> **Task prompt**
Update each listing below by changing "legend-label" to "legend-text" everywhere it appears, keeping every other line the same.

(Region and label listings)
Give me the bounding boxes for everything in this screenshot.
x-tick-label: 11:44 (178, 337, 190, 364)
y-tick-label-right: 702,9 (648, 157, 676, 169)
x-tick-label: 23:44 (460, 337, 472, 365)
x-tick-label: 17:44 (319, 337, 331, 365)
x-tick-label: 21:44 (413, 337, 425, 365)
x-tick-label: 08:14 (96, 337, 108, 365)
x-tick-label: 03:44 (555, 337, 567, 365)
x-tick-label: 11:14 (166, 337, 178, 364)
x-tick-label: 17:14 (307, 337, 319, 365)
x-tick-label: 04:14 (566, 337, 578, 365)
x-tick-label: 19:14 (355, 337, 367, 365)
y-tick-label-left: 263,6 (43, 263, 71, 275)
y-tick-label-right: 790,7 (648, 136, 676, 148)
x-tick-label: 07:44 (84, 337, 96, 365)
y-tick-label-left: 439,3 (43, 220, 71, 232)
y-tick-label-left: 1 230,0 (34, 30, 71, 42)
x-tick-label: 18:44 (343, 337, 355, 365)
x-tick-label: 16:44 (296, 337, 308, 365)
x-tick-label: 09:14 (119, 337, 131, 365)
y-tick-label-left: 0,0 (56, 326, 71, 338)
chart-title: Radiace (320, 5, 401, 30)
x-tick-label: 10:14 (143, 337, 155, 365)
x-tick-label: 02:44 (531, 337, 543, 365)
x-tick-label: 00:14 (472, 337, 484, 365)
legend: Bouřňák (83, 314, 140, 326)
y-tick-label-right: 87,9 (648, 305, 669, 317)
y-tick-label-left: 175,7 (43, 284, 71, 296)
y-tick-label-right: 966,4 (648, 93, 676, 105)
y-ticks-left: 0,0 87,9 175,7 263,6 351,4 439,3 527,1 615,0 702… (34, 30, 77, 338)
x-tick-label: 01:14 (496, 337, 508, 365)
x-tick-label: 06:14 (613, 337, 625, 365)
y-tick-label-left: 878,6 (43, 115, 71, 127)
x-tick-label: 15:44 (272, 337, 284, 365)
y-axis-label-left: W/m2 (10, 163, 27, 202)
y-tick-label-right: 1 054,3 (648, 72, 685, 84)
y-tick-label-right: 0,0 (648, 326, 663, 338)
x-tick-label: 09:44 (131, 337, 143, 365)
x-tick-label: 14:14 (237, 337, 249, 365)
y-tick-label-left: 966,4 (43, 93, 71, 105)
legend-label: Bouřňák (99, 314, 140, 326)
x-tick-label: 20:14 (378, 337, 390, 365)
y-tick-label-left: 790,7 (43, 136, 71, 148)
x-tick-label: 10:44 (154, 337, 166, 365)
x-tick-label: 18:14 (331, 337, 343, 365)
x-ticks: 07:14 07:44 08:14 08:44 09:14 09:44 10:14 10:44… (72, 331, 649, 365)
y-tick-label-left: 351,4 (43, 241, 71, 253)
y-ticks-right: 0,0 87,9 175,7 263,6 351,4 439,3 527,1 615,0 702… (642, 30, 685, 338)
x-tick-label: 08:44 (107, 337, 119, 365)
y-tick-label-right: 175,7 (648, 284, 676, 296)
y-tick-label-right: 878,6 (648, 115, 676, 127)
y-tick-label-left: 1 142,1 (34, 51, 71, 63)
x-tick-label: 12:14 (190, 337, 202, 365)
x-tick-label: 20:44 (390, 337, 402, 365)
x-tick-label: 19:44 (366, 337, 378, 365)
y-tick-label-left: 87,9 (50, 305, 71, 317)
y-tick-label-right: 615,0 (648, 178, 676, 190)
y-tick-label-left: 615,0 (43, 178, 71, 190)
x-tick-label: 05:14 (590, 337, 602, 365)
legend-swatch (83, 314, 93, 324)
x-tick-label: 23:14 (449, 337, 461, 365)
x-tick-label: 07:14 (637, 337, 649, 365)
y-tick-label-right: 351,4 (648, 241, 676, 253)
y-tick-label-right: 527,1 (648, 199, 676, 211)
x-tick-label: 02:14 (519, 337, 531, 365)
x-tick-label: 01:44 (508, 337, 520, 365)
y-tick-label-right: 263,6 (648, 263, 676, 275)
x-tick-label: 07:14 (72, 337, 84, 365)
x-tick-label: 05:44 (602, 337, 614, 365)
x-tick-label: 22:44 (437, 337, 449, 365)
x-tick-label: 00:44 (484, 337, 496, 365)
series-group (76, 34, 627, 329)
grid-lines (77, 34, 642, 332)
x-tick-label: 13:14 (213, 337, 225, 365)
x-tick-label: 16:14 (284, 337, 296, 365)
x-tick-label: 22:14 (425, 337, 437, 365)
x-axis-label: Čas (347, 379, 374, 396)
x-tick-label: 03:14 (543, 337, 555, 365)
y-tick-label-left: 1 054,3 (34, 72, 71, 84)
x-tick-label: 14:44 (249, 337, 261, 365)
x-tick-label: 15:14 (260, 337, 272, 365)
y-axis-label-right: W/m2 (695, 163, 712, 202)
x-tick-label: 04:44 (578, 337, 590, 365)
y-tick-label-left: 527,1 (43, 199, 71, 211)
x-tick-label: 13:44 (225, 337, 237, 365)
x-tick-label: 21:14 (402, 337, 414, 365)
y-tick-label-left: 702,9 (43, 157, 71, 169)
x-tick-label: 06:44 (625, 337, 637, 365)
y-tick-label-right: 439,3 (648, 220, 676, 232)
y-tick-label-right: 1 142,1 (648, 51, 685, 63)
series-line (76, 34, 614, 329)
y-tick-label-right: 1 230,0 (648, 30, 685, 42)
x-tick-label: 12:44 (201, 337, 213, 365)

> **Written answer**
Give me the bounding boxes for everything in this screenshot.
x-tick-label: 11:44 (178, 337, 190, 364)
y-tick-label-right: 702,9 (648, 157, 676, 169)
x-tick-label: 23:44 (460, 337, 472, 365)
x-tick-label: 17:44 (319, 337, 331, 365)
x-tick-label: 21:44 (413, 337, 425, 365)
x-tick-label: 08:14 (96, 337, 108, 365)
x-tick-label: 03:44 (555, 337, 567, 365)
x-tick-label: 11:14 (166, 337, 178, 364)
x-tick-label: 17:14 (307, 337, 319, 365)
x-tick-label: 04:14 (566, 337, 578, 365)
x-tick-label: 19:14 (355, 337, 367, 365)
y-tick-label-left: 263,6 (43, 263, 71, 275)
y-tick-label-right: 790,7 (648, 136, 676, 148)
x-tick-label: 07:44 (84, 337, 96, 365)
y-tick-label-left: 439,3 (43, 220, 71, 232)
y-tick-label-left: 1 230,0 (34, 30, 71, 42)
x-tick-label: 18:44 (343, 337, 355, 365)
x-tick-label: 16:44 (296, 337, 308, 365)
x-tick-label: 09:14 (119, 337, 131, 365)
y-tick-label-left: 0,0 (56, 326, 71, 338)
chart-title: Radiace (320, 5, 401, 30)
x-tick-label: 10:14 (143, 337, 155, 365)
x-tick-label: 02:44 (531, 337, 543, 365)
x-tick-label: 00:14 (472, 337, 484, 365)
legend: Bouřňák (83, 314, 140, 326)
y-tick-label-right: 87,9 (648, 305, 669, 317)
y-tick-label-left: 175,7 (43, 284, 71, 296)
y-tick-label-right: 966,4 (648, 93, 676, 105)
y-ticks-left: 0,0 87,9 175,7 263,6 351,4 439,3 527,1 615,0 702… (34, 30, 77, 338)
x-tick-label: 01:14 (496, 337, 508, 365)
x-tick-label: 06:14 (613, 337, 625, 365)
y-tick-label-left: 878,6 (43, 115, 71, 127)
x-tick-label: 15:44 (272, 337, 284, 365)
y-axis-label-left: W/m2 (10, 163, 27, 202)
y-tick-label-right: 1 054,3 (648, 72, 685, 84)
y-tick-label-right: 0,0 (648, 326, 663, 338)
x-tick-label: 09:44 (131, 337, 143, 365)
x-tick-label: 14:14 (237, 337, 249, 365)
y-tick-label-left: 966,4 (43, 93, 71, 105)
legend-text: Bouřňák (99, 314, 140, 326)
x-tick-label: 20:14 (378, 337, 390, 365)
y-tick-label-left: 790,7 (43, 136, 71, 148)
x-tick-label: 10:44 (154, 337, 166, 365)
x-tick-label: 18:14 (331, 337, 343, 365)
x-ticks: 07:14 07:44 08:14 08:44 09:14 09:44 10:14 10:44… (72, 331, 649, 365)
y-tick-label-left: 351,4 (43, 241, 71, 253)
y-ticks-right: 0,0 87,9 175,7 263,6 351,4 439,3 527,1 615,0 702… (642, 30, 685, 338)
x-tick-label: 08:44 (107, 337, 119, 365)
y-tick-label-right: 175,7 (648, 284, 676, 296)
y-tick-label-right: 878,6 (648, 115, 676, 127)
y-tick-label-left: 1 142,1 (34, 51, 71, 63)
x-tick-label: 12:14 (190, 337, 202, 365)
x-tick-label: 20:44 (390, 337, 402, 365)
x-tick-label: 19:44 (366, 337, 378, 365)
y-tick-label-left: 87,9 (50, 305, 71, 317)
y-tick-label-right: 615,0 (648, 178, 676, 190)
y-tick-label-left: 615,0 (43, 178, 71, 190)
x-tick-label: 05:14 (590, 337, 602, 365)
legend-swatch (83, 314, 93, 324)
x-tick-label: 23:14 (449, 337, 461, 365)
x-tick-label: 07:14 (637, 337, 649, 365)
y-tick-label-right: 351,4 (648, 241, 676, 253)
y-tick-label-right: 527,1 (648, 199, 676, 211)
x-tick-label: 02:14 (519, 337, 531, 365)
x-tick-label: 01:44 (508, 337, 520, 365)
y-tick-label-right: 263,6 (648, 263, 676, 275)
x-tick-label: 07:14 (72, 337, 84, 365)
x-tick-label: 05:44 (602, 337, 614, 365)
x-tick-label: 22:44 (437, 337, 449, 365)
x-tick-label: 00:44 (484, 337, 496, 365)
series-group (76, 34, 627, 329)
grid-lines (77, 34, 642, 332)
x-tick-label: 13:14 (213, 337, 225, 365)
x-tick-label: 16:14 (284, 337, 296, 365)
x-tick-label: 22:14 (425, 337, 437, 365)
x-axis-label: Čas (347, 379, 374, 396)
x-tick-label: 03:14 (543, 337, 555, 365)
y-tick-label-left: 1 054,3 (34, 72, 71, 84)
x-tick-label: 14:44 (249, 337, 261, 365)
x-tick-label: 15:14 (260, 337, 272, 365)
y-axis-label-right: W/m2 (695, 163, 712, 202)
x-tick-label: 04:44 (578, 337, 590, 365)
y-tick-label-left: 527,1 (43, 199, 71, 211)
x-tick-label: 13:44 (225, 337, 237, 365)
x-tick-label: 21:14 (402, 337, 414, 365)
y-tick-label-left: 702,9 (43, 157, 71, 169)
x-tick-label: 06:44 (625, 337, 637, 365)
y-tick-label-right: 439,3 (648, 220, 676, 232)
y-tick-label-right: 1 142,1 (648, 51, 685, 63)
series-line (76, 34, 614, 329)
y-tick-label-right: 1 230,0 (648, 30, 685, 42)
x-tick-label: 12:44 (201, 337, 213, 365)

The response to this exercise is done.